• **Listed entries**
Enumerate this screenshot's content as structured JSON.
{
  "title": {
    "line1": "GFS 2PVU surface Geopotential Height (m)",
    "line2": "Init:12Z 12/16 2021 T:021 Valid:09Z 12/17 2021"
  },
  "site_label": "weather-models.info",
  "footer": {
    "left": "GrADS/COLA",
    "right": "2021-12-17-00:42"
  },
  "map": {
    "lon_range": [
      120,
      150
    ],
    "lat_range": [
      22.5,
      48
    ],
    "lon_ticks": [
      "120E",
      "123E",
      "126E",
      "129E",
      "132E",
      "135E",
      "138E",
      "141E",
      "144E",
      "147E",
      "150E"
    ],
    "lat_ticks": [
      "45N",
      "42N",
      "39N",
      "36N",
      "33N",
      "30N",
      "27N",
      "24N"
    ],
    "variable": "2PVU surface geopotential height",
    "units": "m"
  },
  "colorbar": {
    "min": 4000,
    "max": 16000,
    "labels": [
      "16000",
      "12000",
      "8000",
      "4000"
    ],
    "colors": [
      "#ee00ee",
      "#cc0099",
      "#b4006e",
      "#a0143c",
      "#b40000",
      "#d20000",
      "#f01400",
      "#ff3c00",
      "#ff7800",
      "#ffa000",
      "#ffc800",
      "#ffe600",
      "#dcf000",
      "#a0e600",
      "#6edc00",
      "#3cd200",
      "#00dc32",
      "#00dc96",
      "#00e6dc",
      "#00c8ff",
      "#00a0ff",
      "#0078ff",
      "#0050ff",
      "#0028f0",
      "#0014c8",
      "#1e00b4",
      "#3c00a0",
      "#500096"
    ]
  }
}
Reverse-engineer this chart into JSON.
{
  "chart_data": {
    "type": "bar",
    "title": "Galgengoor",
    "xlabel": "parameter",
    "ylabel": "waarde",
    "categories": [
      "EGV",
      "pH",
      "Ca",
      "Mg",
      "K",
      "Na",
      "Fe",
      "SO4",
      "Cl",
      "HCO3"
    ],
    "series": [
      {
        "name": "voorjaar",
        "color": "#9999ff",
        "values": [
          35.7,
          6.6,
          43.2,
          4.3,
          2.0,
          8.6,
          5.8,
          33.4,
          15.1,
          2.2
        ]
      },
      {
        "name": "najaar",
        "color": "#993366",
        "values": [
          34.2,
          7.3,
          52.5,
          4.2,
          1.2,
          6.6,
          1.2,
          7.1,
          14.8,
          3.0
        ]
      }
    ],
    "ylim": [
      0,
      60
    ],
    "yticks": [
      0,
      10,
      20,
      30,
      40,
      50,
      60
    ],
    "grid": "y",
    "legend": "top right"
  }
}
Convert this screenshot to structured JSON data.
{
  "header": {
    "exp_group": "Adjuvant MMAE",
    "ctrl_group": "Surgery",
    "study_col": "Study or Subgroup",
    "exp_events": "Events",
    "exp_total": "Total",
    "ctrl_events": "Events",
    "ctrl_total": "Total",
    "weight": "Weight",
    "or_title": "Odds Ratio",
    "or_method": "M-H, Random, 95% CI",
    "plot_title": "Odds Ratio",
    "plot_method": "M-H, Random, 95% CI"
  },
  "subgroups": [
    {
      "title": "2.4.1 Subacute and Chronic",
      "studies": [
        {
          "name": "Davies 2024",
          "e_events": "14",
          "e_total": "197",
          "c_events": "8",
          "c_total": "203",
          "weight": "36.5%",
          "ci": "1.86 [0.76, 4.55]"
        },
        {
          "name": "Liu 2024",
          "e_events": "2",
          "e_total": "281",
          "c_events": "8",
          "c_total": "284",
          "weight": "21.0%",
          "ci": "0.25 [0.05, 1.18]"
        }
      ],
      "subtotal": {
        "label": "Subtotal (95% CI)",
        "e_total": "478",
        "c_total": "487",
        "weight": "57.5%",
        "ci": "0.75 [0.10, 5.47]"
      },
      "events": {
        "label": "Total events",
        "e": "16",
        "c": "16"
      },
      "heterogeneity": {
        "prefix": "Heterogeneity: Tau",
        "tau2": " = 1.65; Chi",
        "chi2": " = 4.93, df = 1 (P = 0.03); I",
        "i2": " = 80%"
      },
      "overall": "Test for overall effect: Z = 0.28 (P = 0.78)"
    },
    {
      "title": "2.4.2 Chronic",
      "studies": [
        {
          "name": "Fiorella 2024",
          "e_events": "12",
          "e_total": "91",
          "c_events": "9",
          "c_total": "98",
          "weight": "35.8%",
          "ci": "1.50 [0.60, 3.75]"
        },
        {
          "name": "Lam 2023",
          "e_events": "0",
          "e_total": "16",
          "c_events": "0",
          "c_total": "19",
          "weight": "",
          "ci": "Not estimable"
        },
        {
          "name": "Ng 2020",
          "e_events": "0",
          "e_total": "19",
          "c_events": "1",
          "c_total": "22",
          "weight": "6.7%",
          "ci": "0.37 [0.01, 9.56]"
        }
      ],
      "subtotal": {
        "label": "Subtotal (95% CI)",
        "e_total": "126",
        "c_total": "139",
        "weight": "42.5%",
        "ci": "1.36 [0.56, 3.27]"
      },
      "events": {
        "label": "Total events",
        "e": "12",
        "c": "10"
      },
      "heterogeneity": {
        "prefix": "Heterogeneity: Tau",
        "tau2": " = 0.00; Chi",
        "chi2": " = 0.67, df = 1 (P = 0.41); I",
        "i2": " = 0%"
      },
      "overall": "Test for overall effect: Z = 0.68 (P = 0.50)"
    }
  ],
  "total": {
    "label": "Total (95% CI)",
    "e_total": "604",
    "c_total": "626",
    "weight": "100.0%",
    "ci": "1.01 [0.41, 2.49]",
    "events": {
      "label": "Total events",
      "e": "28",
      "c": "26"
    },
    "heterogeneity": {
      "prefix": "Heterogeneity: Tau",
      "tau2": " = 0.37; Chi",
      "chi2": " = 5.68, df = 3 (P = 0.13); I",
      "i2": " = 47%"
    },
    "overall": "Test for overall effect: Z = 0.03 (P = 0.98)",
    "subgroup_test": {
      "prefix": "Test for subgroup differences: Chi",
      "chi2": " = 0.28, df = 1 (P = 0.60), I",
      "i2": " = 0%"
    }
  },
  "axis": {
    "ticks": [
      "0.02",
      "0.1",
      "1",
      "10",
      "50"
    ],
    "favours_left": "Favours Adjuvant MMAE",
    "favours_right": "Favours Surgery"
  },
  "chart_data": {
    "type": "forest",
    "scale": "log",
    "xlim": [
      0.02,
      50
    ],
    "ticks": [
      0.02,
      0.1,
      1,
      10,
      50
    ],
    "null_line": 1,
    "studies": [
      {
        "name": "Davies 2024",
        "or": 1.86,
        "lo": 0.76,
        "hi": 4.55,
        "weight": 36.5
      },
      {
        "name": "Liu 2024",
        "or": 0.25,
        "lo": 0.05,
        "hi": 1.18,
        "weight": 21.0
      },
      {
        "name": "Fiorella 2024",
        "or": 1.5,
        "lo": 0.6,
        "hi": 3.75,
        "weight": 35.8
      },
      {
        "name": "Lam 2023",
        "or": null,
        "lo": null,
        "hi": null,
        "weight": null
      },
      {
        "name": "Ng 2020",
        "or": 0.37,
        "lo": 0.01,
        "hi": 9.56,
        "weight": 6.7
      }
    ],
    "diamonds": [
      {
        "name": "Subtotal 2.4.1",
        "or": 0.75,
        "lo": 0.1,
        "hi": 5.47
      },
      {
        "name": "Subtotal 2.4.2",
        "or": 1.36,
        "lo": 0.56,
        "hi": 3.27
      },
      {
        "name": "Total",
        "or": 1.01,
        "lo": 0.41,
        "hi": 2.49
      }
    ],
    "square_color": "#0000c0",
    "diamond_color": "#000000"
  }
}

• **Aim**
Write out all the entries exactly.

• **In response**
Enumerate this screenshot's content as structured JSON.
{
  "title": {
    "line1": "GFS 2PVU surface Geopotential Height (m)",
    "line2": "Init:12Z 12/16 2021 T:021 Valid:09Z 12/17 2021"
  },
  "site_label": "weather-models.info",
  "footer": {
    "left": "GrADS/COLA",
    "right": "2021-12-17-00:42"
  },
  "map": {
    "lon_range": [
      120,
      150
    ],
    "lat_range": [
      22.5,
      48
    ],
    "lon_ticks": [
      "120E",
      "123E",
      "126E",
      "129E",
      "132E",
      "135E",
      "138E",
      "141E",
      "144E",
      "147E",
      "150E"
    ],
    "lat_ticks": [
      "45N",
      "42N",
      "39N",
      "36N",
      "33N",
      "30N",
      "27N",
      "24N"
    ],
    "variable": "2PVU surface geopotential height",
    "units": "m"
  },
  "colorbar": {
    "min": 4000,
    "max": 16000,
    "labels": [
      "16000",
      "12000",
      "8000",
      "4000"
    ],
    "colors": [
      "#ee00ee",
      "#cc0099",
      "#b4006e",
      "#a0143c",
      "#b40000",
      "#d20000",
      "#f01400",
      "#ff3c00",
      "#ff7800",
      "#ffa000",
      "#ffc800",
      "#ffe600",
      "#dcf000",
      "#a0e600",
      "#6edc00",
      "#3cd200",
      "#00dc32",
      "#00dc96",
      "#00e6dc",
      "#00c8ff",
      "#00a0ff",
      "#0078ff",
      "#0050ff",
      "#0028f0",
      "#0014c8",
      "#1e00b4",
      "#3c00a0",
      "#500096"
    ]
  }
}
Reverse-engineer this chart into JSON.
{
  "chart_data": {
    "type": "bar",
    "title": "Galgengoor",
    "xlabel": "parameter",
    "ylabel": "waarde",
    "categories": [
      "EGV",
      "pH",
      "Ca",
      "Mg",
      "K",
      "Na",
      "Fe",
      "SO4",
      "Cl",
      "HCO3"
    ],
    "series": [
      {
        "name": "voorjaar",
        "color": "#9999ff",
        "values": [
          35.7,
          6.6,
          43.2,
          4.3,
          2.0,
          8.6,
          5.8,
          33.4,
          15.1,
          2.2
        ]
      },
      {
        "name": "najaar",
        "color": "#993366",
        "values": [
          34.2,
          7.3,
          52.5,
          4.2,
          1.2,
          6.6,
          1.2,
          7.1,
          14.8,
          3.0
        ]
      }
    ],
    "ylim": [
      0,
      60
    ],
    "yticks": [
      0,
      10,
      20,
      30,
      40,
      50,
      60
    ],
    "grid": "y",
    "legend": "top right"
  }
}
Convert this screenshot to structured JSON data.
{
  "header": {
    "exp_group": "Adjuvant MMAE",
    "ctrl_group": "Surgery",
    "study_col": "Study or Subgroup",
    "exp_events": "Events",
    "exp_total": "Total",
    "ctrl_events": "Events",
    "ctrl_total": "Total",
    "weight": "Weight",
    "or_title": "Odds Ratio",
    "or_method": "M-H, Random, 95% CI",
    "plot_title": "Odds Ratio",
    "plot_method": "M-H, Random, 95% CI"
  },
  "subgroups": [
    {
      "title": "2.4.1 Subacute and Chronic",
      "studies": [
        {
          "name": "Davies 2024",
          "e_events": "14",
          "e_total": "197",
          "c_events": "8",
          "c_total": "203",
          "weight": "36.5%",
          "ci": "1.86 [0.76, 4.55]"
        },
        {
          "name": "Liu 2024",
          "e_events": "2",
          "e_total": "281",
          "c_events": "8",
          "c_total": "284",
          "weight": "21.0%",
          "ci": "0.25 [0.05, 1.18]"
        }
      ],
      "subtotal": {
        "label": "Subtotal (95% CI)",
        "e_total": "478",
        "c_total": "487",
        "weight": "57.5%",
        "ci": "0.75 [0.10, 5.47]"
      },
      "events": {
        "label": "Total events",
        "e": "16",
        "c": "16"
      },
      "heterogeneity": {
        "prefix": "Heterogeneity: Tau",
        "tau2": " = 1.65; Chi",
        "chi2": " = 4.93, df = 1 (P = 0.03); I",
        "i2": " = 80%"
      },
      "overall": "Test for overall effect: Z = 0.28 (P = 0.78)"
    },
    {
      "title": "2.4.2 Chronic",
      "studies": [
        {
          "name": "Fiorella 2024",
          "e_events": "12",
          "e_total": "91",
          "c_events": "9",
          "c_total": "98",
          "weight": "35.8%",
          "ci": "1.50 [0.60, 3.75]"
        },
        {
          "name": "Lam 2023",
          "e_events": "0",
          "e_total": "16",
          "c_events": "0",
          "c_total": "19",
          "weight": "",
          "ci": "Not estimable"
        },
        {
          "name": "Ng 2020",
          "e_events": "0",
          "e_total": "19",
          "c_events": "1",
          "c_total": "22",
          "weight": "6.7%",
          "ci": "0.37 [0.01, 9.56]"
        }
      ],
      "subtotal": {
        "label": "Subtotal (95% CI)",
        "e_total": "126",
        "c_total": "139",
        "weight": "42.5%",
        "ci": "1.36 [0.56, 3.27]"
      },
      "events": {
        "label": "Total events",
        "e": "12",
        "c": "10"
      },
      "heterogeneity": {
        "prefix": "Heterogeneity: Tau",
        "tau2": " = 0.00; Chi",
        "chi2": " = 0.67, df = 1 (P = 0.41); I",
        "i2": " = 0%"
      },
      "overall": "Test for overall effect: Z = 0.68 (P = 0.50)"
    }
  ],
  "total": {
    "label": "Total (95% CI)",
    "e_total": "604",
    "c_total": "626",
    "weight": "100.0%",
    "ci": "1.01 [0.41, 2.49]",
    "events": {
      "label": "Total events",
      "e": "28",
      "c": "26"
    },
    "heterogeneity": {
      "prefix": "Heterogeneity: Tau",
      "tau2": " = 0.37; Chi",
      "chi2": " = 5.68, df = 3 (P = 0.13); I",
      "i2": " = 47%"
    },
    "overall": "Test for overall effect: Z = 0.03 (P = 0.98)",
    "subgroup_test": {
      "prefix": "Test for subgroup differences: Chi",
      "chi2": " = 0.28, df = 1 (P = 0.60), I",
      "i2": " = 0%"
    }
  },
  "axis": {
    "ticks": [
      "0.02",
      "0.1",
      "1",
      "10",
      "50"
    ],
    "favours_left": "Favours Adjuvant MMAE",
    "favours_right": "Favours Surgery"
  },
  "chart_data": {
    "type": "forest",
    "scale": "log",
    "xlim": [
      0.02,
      50
    ],
    "ticks": [
      0.02,
      0.1,
      1,
      10,
      50
    ],
    "null_line": 1,
    "studies": [
      {
        "name": "Davies 2024",
        "or": 1.86,
        "lo": 0.76,
        "hi": 4.55,
        "weight": 36.5
      },
      {
        "name": "Liu 2024",
        "or": 0.25,
        "lo": 0.05,
        "hi": 1.18,
        "weight": 21.0
      },
      {
        "name": "Fiorella 2024",
        "or": 1.5,
        "lo": 0.6,
        "hi": 3.75,
        "weight": 35.8
      },
      {
        "name": "Lam 2023",
        "or": null,
        "lo": null,
        "hi": null,
        "weight": null
      },
      {
        "name": "Ng 2020",
        "or": 0.37,
        "lo": 0.01,
        "hi": 9.56,
        "weight": 6.7
      }
    ],
    "diamonds": [
      {
        "name": "Subtotal 2.4.1",
        "or": 0.75,
        "lo": 0.1,
        "hi": 5.47
      },
      {
        "name": "Subtotal 2.4.2",
        "or": 1.36,
        "lo": 0.56,
        "hi": 3.27
      },
      {
        "name": "Total",
        "or": 1.01,
        "lo": 0.41,
        "hi": 2.49
      }
    ],
    "square_color": "#0000c0",
    "diamond_color": "#000000"
  }
}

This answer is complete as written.